WORK INSTRUCTIONS —
Reproduce the records. Keep every word exact and include no images.

---

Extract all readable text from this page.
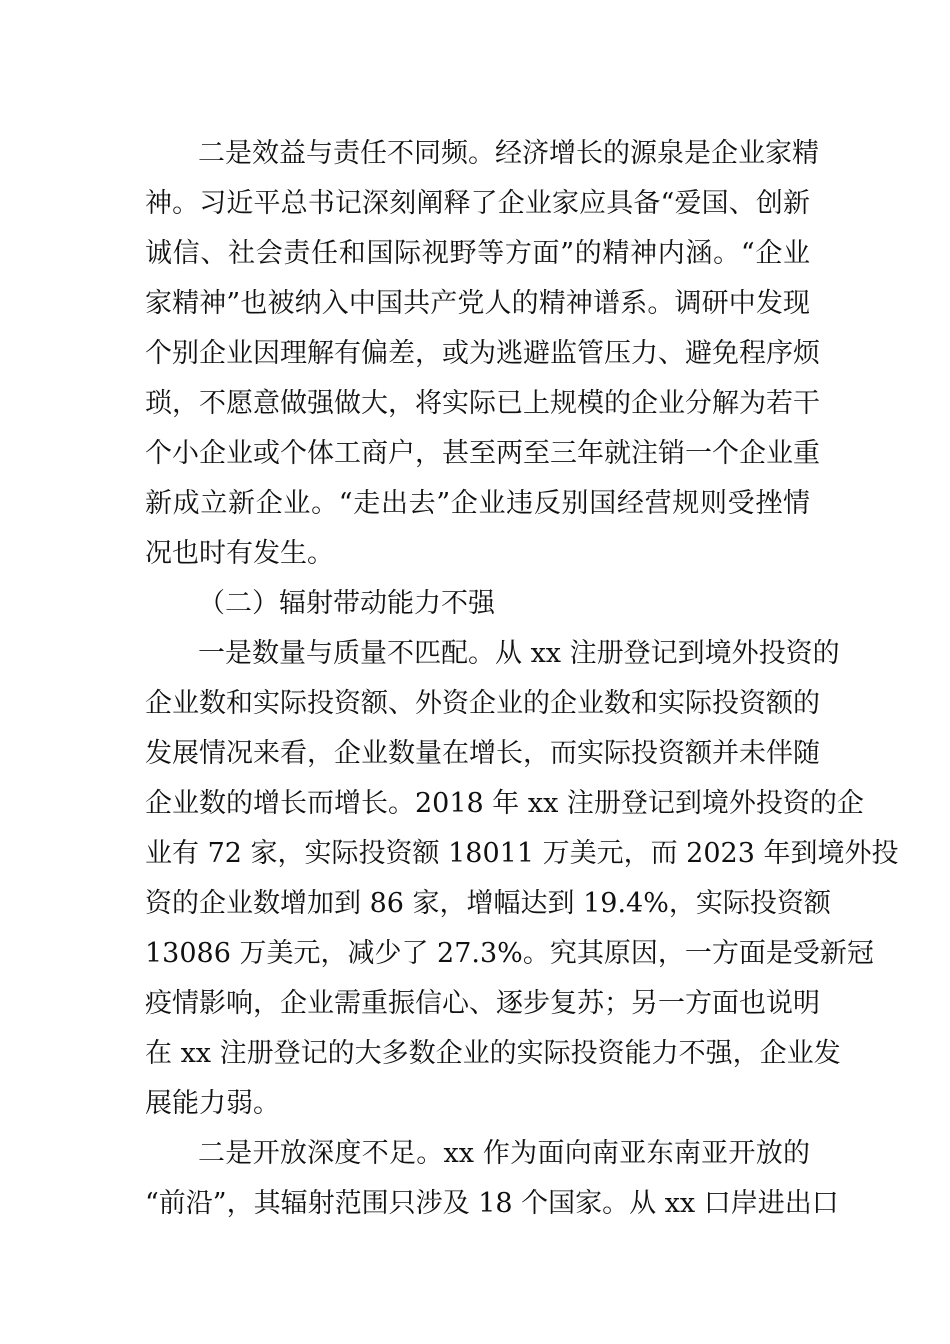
二是效益与责任不同频。经济增长的源泉是企业家精
神。习近平总书记深刻阐释了企业家应具备“爱国、创新
诚信、社会责任和国际视野等方面”的精神内涵。“企业
家精神”也被纳入中国共产党人的精神谱系。调研中发现
个别企业因理解有偏差，或为逃避监管压力、避免程序烦
琐，不愿意做强做大，将实际已上规模的企业分解为若干
个小企业或个体工商户，甚至两至三年就注销一个企业重
新成立新企业。“走出去”企业违反别国经营规则受挫情
况也时有发生。
（二）辐射带动能力不强
一是数量与质量不匹配。从 xx 注册登记到境外投资的
企业数和实际投资额、外资企业的企业数和实际投资额的
发展情况来看，企业数量在增长，而实际投资额并未伴随
企业数的增长而增长。2018 年 xx 注册登记到境外投资的企
业有 72 家，实际投资额 18011 万美元，而 2023 年到境外投
资的企业数增加到 86 家，增幅达到 19.4%，实际投资额
13086 万美元，减少了 27.3%。究其原因，一方面是受新冠
疫情影响，企业需重振信心、逐步复苏；另一方面也说明
在 xx 注册登记的大多数企业的实际投资能力不强，企业发
展能力弱。
二是开放深度不足。xx 作为面向南亚东南亚开放的
“前沿”，其辐射范围只涉及 18 个国家。从 xx 口岸进出口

---

SOLUTION FOR THIS TASK —
Extract all readable text from this page.
二是效益与责任不同频。经济增长的源泉是企业家精
神。习近平总书记深刻阐释了企业家应具备“爱国、创新
诚信、社会责任和国际视野等方面”的精神内涵。“企业
家精神”也被纳入中国共产党人的精神谱系。调研中发现
个别企业因理解有偏差，或为逃避监管压力、避免程序烦
琐，不愿意做强做大，将实际已上规模的企业分解为若干
个小企业或个体工商户，甚至两至三年就注销一个企业重
新成立新企业。“走出去”企业违反别国经营规则受挫情
况也时有发生。
（二）辐射带动能力不强
一是数量与质量不匹配。从 xx 注册登记到境外投资的
企业数和实际投资额、外资企业的企业数和实际投资额的
发展情况来看，企业数量在增长，而实际投资额并未伴随
企业数的增长而增长。2018 年 xx 注册登记到境外投资的企
业有 72 家，实际投资额 18011 万美元，而 2023 年到境外投
资的企业数增加到 86 家，增幅达到 19.4%，实际投资额
13086 万美元，减少了 27.3%。究其原因，一方面是受新冠
疫情影响，企业需重振信心、逐步复苏；另一方面也说明
在 xx 注册登记的大多数企业的实际投资能力不强，企业发
展能力弱。
二是开放深度不足。xx 作为面向南亚东南亚开放的
“前沿”，其辐射范围只涉及 18 个国家。从 xx 口岸进出口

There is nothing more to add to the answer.